--- Problem statement ---
Copy out every line of the material below word for word, leaving out the pictures.

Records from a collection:
# # #

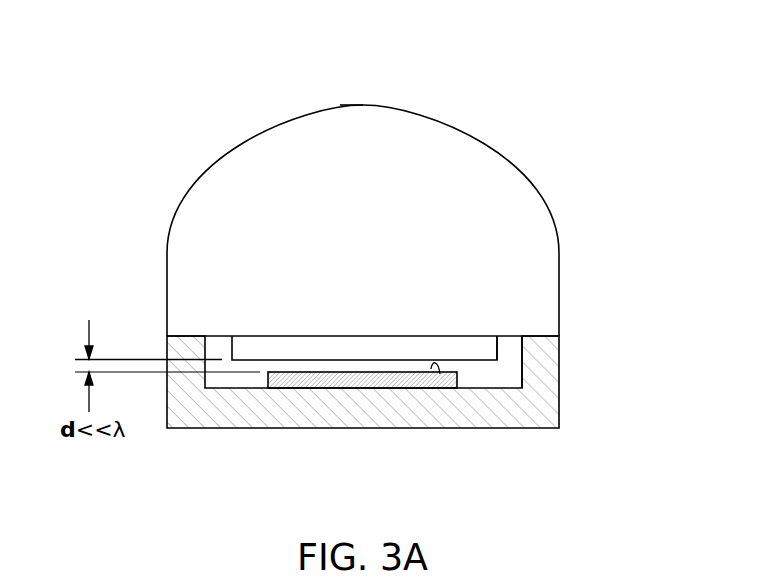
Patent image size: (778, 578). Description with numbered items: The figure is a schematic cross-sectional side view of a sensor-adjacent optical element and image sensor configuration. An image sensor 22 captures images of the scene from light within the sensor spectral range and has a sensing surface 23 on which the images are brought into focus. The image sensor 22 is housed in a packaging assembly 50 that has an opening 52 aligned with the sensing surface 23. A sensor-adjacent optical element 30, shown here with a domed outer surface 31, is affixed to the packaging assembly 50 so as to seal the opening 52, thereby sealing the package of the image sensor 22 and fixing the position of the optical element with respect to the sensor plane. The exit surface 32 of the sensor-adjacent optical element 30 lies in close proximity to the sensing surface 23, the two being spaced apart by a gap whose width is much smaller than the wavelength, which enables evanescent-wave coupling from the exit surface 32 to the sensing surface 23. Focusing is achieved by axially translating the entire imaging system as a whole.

The image sensor 22 is at (363, 380).
The sensing surface 23 is at (440, 374).
The sensor-adjacent optical element 30 is at (470, 165).
The surface 31 is at (340, 105).
The exit surface 32 is at (317, 359).
The packaging assembly 50 is at (523, 428).
The opening 52 is at (512, 348).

# # #

--- Solution to this task ---
Patent image size: (778, 578). Description with numbered items: The figure is a schematic cross-sectional side view of a sensor-adjacent optical element and image sensor configuration. An image sensor 22 captures images of the scene from light within the sensor spectral range and has a sensing surface 23 on which the images are brought into focus. The image sensor 22 is housed in a packaging assembly 50 that has an opening 52 aligned with the sensing surface 23. A sensor-adjacent optical element 30, shown here with a domed outer surface 31, is affixed to the packaging assembly 50 so as to seal the opening 52, thereby sealing the package of the image sensor 22 and fixing the position of the optical element with respect to the sensor plane. The exit surface 32 of the sensor-adjacent optical element 30 lies in close proximity to the sensing surface 23, the two being spaced apart by a gap whose width is much smaller than the wavelength, which enables evanescent-wave coupling from the exit surface 32 to the sensing surface 23. Focusing is achieved by axially translating the entire imaging system as a whole.

The image sensor 22 is at (363, 380).
The sensing surface 23 is at (440, 374).
The sensor-adjacent optical element 30 is at (470, 165).
The surface 31 is at (340, 105).
The exit surface 32 is at (317, 359).
The packaging assembly 50 is at (523, 428).
The opening 52 is at (512, 348).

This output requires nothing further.